Extract the lines that carry the string "name" from the listing.

# Start of Extracted material

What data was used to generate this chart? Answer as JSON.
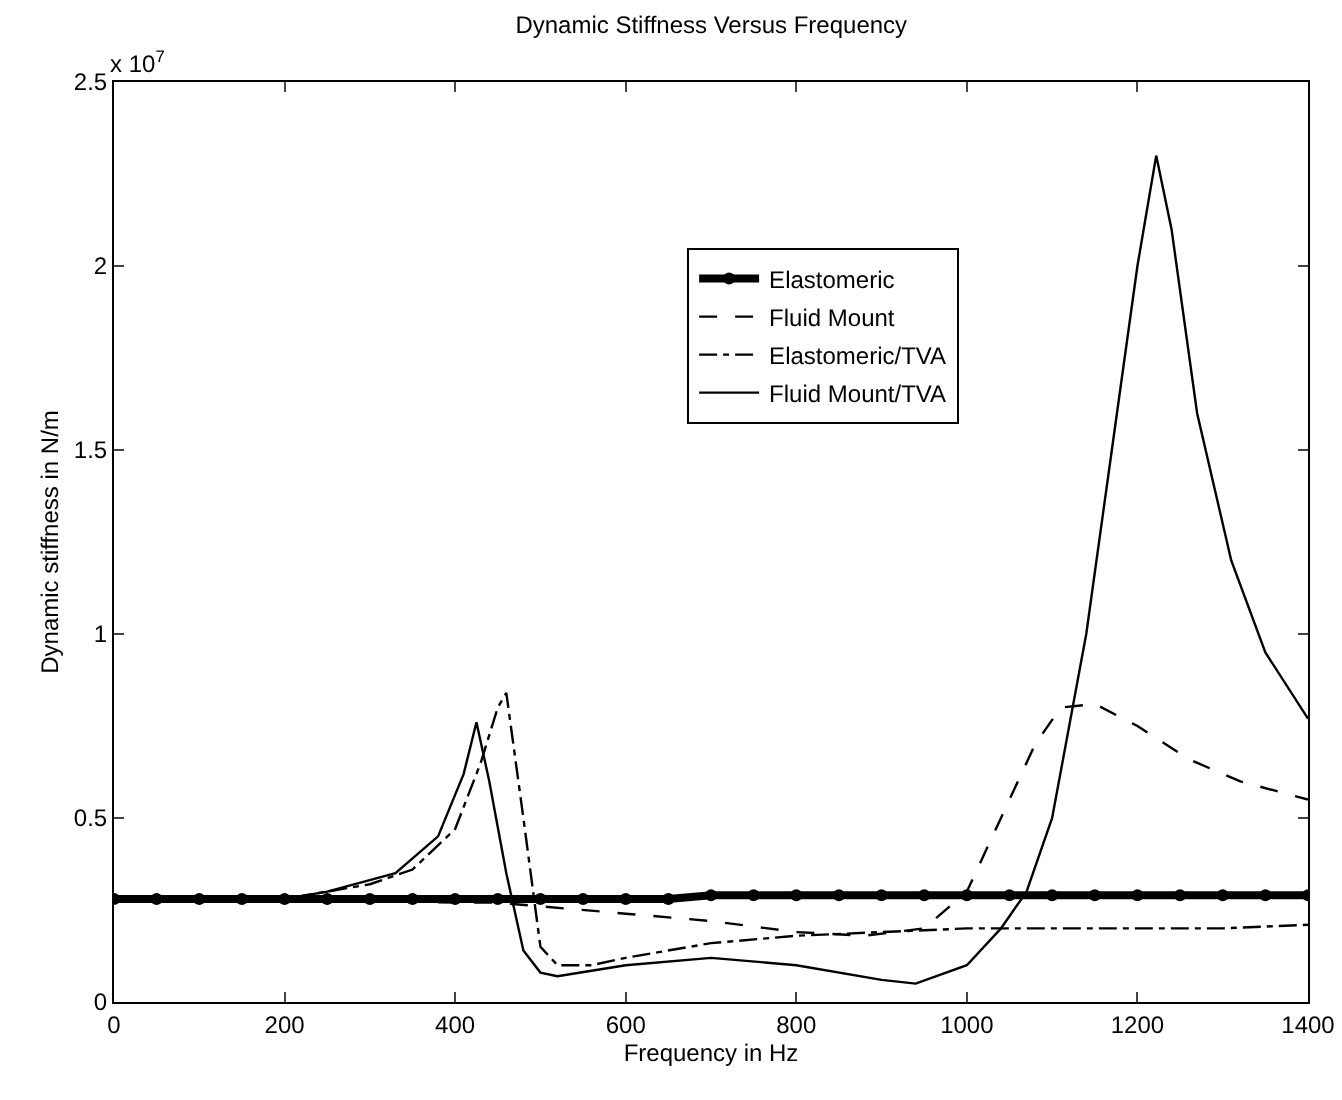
{
  "chart_data": {
    "type": "line",
    "title": "Dynamic Stiffness Versus Frequency",
    "xlabel": "Frequency in Hz",
    "ylabel": "Dynamic stiffness in N/m",
    "annotations": [
      "x 10$^{7}$"
    ],
    "xlim": [
      0,
      1400
    ],
    "xticks": [
      0,
      200,
      400,
      600,
      800,
      1000,
      1200,
      1400
    ],
    "ylim": [
      0,
      2.5
    ],
    "yticks": [
      0,
      0.5,
      1,
      1.5,
      2,
      2.5
    ],
    "grid": false,
    "legend": "top",
    "series": [
      {
        "name": "Elastomeric",
        "color": "#000000",
        "marker": "circle",
        "line_style": "solid",
        "x": [
          0,
          50,
          100,
          150,
          200,
          250,
          300,
          350,
          400,
          450,
          500,
          550,
          600,
          650,
          700,
          750,
          800,
          850,
          900,
          950,
          1000,
          1050,
          1100,
          1150,
          1200,
          1250,
          1300,
          1350,
          1400
        ],
        "values": [
          0.28,
          0.28,
          0.28,
          0.28,
          0.28,
          0.28,
          0.28,
          0.28,
          0.28,
          0.28,
          0.28,
          0.28,
          0.28,
          0.28,
          0.29,
          0.29,
          0.29,
          0.29,
          0.29,
          0.29,
          0.29,
          0.29,
          0.29,
          0.29,
          0.29,
          0.29,
          0.29,
          0.29,
          0.29
        ]
      },
      {
        "name": "Fluid Mount",
        "color": "#000000",
        "marker": "none",
        "line_style": "dotted",
        "x": [
          0,
          200,
          400,
          450,
          500,
          600,
          700,
          800,
          880,
          950,
          1000,
          1040,
          1080,
          1110,
          1150,
          1200,
          1260,
          1320,
          1400
        ],
        "values": [
          0.28,
          0.28,
          0.27,
          0.27,
          0.26,
          0.24,
          0.22,
          0.19,
          0.18,
          0.2,
          0.3,
          0.5,
          0.7,
          0.8,
          0.81,
          0.75,
          0.66,
          0.6,
          0.55
        ]
      },
      {
        "name": "Elastomeric/TVA",
        "color": "#000000",
        "marker": "none",
        "line_style": "dashed",
        "x": [
          0,
          200,
          250,
          300,
          350,
          400,
          430,
          450,
          460,
          480,
          500,
          520,
          560,
          600,
          700,
          800,
          900,
          1000,
          1100,
          1200,
          1300,
          1400
        ],
        "values": [
          0.28,
          0.28,
          0.3,
          0.32,
          0.36,
          0.47,
          0.65,
          0.8,
          0.84,
          0.5,
          0.15,
          0.1,
          0.1,
          0.12,
          0.16,
          0.18,
          0.19,
          0.2,
          0.2,
          0.2,
          0.2,
          0.21
        ]
      },
      {
        "name": "Fluid Mount/TVA",
        "color": "#000000",
        "marker": "none",
        "line_style": "solid",
        "x": [
          0,
          200,
          250,
          330,
          380,
          410,
          425,
          440,
          460,
          480,
          500,
          520,
          600,
          700,
          800,
          900,
          940,
          1000,
          1040,
          1070,
          1100,
          1140,
          1170,
          1200,
          1222,
          1240,
          1270,
          1310,
          1350,
          1400
        ],
        "values": [
          0.28,
          0.28,
          0.3,
          0.35,
          0.45,
          0.62,
          0.76,
          0.6,
          0.35,
          0.14,
          0.08,
          0.07,
          0.1,
          0.12,
          0.1,
          0.06,
          0.05,
          0.1,
          0.2,
          0.3,
          0.5,
          1.0,
          1.5,
          2.0,
          2.3,
          2.1,
          1.6,
          1.2,
          0.95,
          0.77
        ]
      }
    ]
  }
}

# End of Extracted material

Worked solution:
        "name": "Elastomeric",
        "name": "Fluid Mount",
        "name": "Elastomeric/TVA",
        "name": "Fluid Mount/TVA",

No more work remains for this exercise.